Stated goal |
Return the lines where the word "ylabel" occurs.

Supplied data |
* * *

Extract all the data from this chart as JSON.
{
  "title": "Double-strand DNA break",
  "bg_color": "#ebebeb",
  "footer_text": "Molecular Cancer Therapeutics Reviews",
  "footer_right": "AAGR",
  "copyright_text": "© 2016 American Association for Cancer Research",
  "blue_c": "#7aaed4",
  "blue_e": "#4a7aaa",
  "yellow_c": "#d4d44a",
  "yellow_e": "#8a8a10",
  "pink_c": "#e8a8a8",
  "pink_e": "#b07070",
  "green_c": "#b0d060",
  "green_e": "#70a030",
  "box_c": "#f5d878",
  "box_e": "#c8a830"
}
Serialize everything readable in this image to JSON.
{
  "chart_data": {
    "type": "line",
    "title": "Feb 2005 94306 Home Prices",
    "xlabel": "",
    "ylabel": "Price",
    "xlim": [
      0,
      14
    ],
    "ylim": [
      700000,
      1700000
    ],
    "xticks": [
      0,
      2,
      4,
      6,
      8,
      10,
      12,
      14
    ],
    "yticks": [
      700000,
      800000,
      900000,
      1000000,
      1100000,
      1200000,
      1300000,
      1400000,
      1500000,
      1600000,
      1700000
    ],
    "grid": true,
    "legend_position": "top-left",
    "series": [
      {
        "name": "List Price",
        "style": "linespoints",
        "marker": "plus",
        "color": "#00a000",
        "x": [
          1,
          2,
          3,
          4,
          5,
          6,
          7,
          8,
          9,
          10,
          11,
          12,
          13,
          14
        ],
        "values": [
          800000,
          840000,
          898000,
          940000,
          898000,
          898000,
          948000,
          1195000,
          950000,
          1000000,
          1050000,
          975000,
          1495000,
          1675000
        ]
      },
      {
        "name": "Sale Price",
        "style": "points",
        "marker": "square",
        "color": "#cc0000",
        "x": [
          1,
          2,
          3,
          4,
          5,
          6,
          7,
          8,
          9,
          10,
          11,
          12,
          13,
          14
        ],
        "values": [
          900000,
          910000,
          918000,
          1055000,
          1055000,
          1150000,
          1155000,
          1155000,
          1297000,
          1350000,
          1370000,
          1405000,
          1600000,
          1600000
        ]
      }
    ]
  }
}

* * *

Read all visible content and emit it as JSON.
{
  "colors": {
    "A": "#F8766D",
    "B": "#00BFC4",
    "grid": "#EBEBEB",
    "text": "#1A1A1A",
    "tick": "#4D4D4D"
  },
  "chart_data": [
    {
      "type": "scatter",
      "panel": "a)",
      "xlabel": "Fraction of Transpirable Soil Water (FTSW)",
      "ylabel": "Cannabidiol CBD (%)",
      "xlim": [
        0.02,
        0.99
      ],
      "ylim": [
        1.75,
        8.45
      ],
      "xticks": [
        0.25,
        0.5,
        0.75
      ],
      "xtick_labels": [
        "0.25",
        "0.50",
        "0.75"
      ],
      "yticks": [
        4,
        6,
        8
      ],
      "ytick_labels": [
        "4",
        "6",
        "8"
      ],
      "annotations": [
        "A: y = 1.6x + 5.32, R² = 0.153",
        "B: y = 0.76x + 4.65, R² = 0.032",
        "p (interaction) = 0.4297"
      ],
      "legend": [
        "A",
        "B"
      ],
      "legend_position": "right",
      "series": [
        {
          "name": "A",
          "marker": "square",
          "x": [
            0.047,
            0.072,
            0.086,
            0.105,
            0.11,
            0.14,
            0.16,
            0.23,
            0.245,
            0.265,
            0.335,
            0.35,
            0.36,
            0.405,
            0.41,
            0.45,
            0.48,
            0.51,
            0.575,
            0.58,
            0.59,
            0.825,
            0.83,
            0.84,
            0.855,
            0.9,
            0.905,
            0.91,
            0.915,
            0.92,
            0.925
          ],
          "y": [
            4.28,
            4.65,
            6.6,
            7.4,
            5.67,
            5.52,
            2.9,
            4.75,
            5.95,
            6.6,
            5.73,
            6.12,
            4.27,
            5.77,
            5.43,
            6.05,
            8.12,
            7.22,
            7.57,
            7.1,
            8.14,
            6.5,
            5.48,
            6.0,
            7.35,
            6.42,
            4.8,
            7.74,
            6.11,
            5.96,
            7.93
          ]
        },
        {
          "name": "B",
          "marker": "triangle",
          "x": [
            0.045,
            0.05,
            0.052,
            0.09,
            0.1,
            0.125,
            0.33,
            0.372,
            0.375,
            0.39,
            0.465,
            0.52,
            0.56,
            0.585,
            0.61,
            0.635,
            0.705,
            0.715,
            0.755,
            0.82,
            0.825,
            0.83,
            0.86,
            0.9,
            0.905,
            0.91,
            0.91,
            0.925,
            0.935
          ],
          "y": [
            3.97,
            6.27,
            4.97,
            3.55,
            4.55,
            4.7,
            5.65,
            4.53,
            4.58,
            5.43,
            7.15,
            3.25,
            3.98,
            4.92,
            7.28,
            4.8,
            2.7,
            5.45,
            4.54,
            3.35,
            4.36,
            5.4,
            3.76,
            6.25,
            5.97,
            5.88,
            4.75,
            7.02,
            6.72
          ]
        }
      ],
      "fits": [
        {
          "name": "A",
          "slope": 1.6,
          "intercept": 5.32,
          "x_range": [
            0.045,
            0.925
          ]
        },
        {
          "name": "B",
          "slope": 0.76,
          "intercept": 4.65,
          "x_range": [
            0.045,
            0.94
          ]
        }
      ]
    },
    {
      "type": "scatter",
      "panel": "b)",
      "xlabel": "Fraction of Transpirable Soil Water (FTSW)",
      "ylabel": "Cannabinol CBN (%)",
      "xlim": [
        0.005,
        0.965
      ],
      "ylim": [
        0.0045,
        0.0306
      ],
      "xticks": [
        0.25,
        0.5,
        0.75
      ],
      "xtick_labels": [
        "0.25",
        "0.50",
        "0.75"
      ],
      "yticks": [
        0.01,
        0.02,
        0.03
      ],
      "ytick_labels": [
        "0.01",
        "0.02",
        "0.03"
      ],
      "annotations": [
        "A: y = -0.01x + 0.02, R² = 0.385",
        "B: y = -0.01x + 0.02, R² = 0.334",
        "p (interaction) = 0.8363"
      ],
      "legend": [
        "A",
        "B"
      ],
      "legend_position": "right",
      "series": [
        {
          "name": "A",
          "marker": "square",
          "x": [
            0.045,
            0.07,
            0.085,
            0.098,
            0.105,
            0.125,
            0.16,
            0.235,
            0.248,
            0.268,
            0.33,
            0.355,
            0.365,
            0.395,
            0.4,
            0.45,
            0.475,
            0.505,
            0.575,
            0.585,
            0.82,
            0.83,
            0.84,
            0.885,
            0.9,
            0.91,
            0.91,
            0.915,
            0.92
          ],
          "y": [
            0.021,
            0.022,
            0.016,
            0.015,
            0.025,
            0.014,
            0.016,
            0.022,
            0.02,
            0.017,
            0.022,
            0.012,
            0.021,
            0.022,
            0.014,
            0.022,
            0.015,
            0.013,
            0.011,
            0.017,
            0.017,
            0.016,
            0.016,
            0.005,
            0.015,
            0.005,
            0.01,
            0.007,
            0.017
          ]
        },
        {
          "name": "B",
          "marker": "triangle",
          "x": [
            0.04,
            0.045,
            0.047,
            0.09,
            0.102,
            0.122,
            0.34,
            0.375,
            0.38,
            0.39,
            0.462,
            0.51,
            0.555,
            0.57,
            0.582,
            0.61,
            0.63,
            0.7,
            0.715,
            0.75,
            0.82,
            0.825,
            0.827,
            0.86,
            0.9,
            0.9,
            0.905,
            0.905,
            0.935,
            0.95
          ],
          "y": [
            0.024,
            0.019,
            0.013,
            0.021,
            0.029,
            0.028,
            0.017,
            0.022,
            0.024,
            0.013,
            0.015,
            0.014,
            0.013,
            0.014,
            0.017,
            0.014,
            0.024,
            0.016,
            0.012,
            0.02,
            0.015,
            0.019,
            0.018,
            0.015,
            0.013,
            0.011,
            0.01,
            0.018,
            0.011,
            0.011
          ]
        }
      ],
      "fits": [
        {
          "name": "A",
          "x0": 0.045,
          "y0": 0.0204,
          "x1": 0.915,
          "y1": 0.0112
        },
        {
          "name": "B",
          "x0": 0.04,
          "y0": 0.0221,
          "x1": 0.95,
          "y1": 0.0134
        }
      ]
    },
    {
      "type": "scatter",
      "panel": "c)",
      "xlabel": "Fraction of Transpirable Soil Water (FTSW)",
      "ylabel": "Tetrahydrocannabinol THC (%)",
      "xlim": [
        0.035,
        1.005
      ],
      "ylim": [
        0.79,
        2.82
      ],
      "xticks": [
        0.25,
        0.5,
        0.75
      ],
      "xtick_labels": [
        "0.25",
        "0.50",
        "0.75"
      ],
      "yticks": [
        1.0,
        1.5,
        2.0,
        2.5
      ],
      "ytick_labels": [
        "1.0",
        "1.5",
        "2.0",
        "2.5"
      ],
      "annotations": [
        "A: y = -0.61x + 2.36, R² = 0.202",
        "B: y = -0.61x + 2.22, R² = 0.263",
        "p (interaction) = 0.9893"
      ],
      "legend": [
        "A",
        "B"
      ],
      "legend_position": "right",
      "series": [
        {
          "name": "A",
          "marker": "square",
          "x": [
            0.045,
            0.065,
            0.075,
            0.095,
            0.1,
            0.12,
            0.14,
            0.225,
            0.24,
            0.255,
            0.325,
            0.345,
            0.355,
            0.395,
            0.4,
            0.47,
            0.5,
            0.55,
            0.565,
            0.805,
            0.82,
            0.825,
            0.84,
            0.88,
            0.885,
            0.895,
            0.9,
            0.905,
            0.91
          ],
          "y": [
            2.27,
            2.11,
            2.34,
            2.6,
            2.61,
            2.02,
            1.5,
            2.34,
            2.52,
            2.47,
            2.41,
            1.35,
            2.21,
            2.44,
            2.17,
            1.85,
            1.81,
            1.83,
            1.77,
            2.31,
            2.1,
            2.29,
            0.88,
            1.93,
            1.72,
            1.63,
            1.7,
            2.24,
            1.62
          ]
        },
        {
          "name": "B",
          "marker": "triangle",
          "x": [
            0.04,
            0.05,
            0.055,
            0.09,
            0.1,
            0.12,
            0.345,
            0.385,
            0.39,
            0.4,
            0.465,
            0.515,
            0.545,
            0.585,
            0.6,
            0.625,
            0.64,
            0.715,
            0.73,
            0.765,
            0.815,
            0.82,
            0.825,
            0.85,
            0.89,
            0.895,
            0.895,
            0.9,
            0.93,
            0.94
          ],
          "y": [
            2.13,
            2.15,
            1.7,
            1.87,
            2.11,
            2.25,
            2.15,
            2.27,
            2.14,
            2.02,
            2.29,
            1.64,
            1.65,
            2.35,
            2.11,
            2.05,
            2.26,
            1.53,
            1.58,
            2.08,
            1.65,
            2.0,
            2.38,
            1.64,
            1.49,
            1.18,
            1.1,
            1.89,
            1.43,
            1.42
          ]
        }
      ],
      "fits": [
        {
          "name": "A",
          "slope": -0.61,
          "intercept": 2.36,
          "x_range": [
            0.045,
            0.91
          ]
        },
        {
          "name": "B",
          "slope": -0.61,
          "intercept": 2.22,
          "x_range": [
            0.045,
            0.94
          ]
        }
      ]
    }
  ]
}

* * *

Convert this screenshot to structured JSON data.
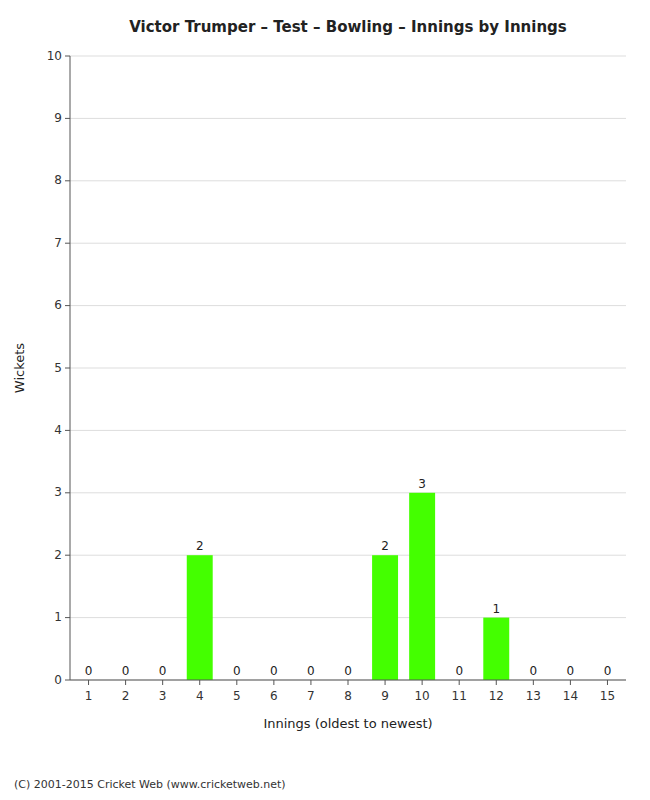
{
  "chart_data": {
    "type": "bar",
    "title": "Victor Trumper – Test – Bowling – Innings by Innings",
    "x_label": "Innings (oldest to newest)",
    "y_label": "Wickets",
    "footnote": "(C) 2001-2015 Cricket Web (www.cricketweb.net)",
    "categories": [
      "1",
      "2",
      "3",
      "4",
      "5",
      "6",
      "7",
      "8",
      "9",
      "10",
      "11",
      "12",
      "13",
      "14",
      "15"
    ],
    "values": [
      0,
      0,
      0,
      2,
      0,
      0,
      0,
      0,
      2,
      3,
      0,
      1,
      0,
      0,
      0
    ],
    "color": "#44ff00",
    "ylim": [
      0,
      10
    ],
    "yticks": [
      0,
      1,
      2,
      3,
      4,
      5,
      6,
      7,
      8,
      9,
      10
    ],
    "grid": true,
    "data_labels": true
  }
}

* * *

Answer to the task |
    "ylabel": "Price",
      "ylabel": "Cannabidiol CBD (%)",
      "ylabel": "Cannabinol CBN (%)",
      "ylabel": "Tetrahydrocannabinol THC (%)",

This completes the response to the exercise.